**Objective**
Would you extract the whole listing below and retype it exactly?

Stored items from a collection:
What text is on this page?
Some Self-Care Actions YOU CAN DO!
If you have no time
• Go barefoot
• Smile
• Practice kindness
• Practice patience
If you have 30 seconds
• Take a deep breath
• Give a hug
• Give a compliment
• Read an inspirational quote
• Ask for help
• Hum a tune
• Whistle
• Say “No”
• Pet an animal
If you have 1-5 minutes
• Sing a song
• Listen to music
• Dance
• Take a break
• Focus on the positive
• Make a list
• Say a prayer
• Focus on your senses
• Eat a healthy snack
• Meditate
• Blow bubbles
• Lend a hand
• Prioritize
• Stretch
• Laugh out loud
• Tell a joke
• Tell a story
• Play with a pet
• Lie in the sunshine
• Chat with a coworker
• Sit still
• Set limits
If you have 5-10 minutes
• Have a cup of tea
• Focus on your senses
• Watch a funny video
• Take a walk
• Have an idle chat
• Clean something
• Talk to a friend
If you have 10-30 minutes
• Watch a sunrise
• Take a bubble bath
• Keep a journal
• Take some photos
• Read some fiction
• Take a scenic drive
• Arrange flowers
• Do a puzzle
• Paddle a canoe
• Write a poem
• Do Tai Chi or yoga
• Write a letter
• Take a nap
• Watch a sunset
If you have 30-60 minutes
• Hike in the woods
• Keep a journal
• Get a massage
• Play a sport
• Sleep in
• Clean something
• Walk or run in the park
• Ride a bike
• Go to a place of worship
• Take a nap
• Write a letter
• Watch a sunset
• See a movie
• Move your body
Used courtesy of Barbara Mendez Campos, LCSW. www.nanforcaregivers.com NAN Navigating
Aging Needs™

**Answer for the task**
What text is on this page?
Some Self-Care Actions YOU CAN DO!
If you have no time
• Go barefoot
• Smile
• Practice kindness
• Practice patience
If you have 30 seconds
• Take a deep breath
• Give a hug
• Give a compliment
• Read an inspirational quote
• Ask for help
• Hum a tune
• Whistle
• Say “No”
• Pet an animal
If you have 1-5 minutes
• Sing a song
• Listen to music
• Dance
• Take a break
• Focus on the positive
• Make a list
• Say a prayer
• Focus on your senses
• Eat a healthy snack
• Meditate
• Blow bubbles
• Lend a hand
• Prioritize
• Stretch
• Laugh out loud
• Tell a joke
• Tell a story
• Play with a pet
• Lie in the sunshine
• Chat with a coworker
• Sit still
• Set limits
If you have 5-10 minutes
• Have a cup of tea
• Focus on your senses
• Watch a funny video
• Take a walk
• Have an idle chat
• Clean something
• Talk to a friend
If you have 10-30 minutes
• Watch a sunrise
• Take a bubble bath
• Keep a journal
• Take some photos
• Read some fiction
• Take a scenic drive
• Arrange flowers
• Do a puzzle
• Paddle a canoe
• Write a poem
• Do Tai Chi or yoga
• Write a letter
• Take a nap
• Watch a sunset
If you have 30-60 minutes
• Hike in the woods
• Keep a journal
• Get a massage
• Play a sport
• Sleep in
• Clean something
• Walk or run in the park
• Ride a bike
• Go to a place of worship
• Take a nap
• Write a letter
• Watch a sunset
• See a movie
• Move your body
Used courtesy of Barbara Mendez Campos, LCSW. www.nanforcaregivers.com NAN Navigating
Aging Needs™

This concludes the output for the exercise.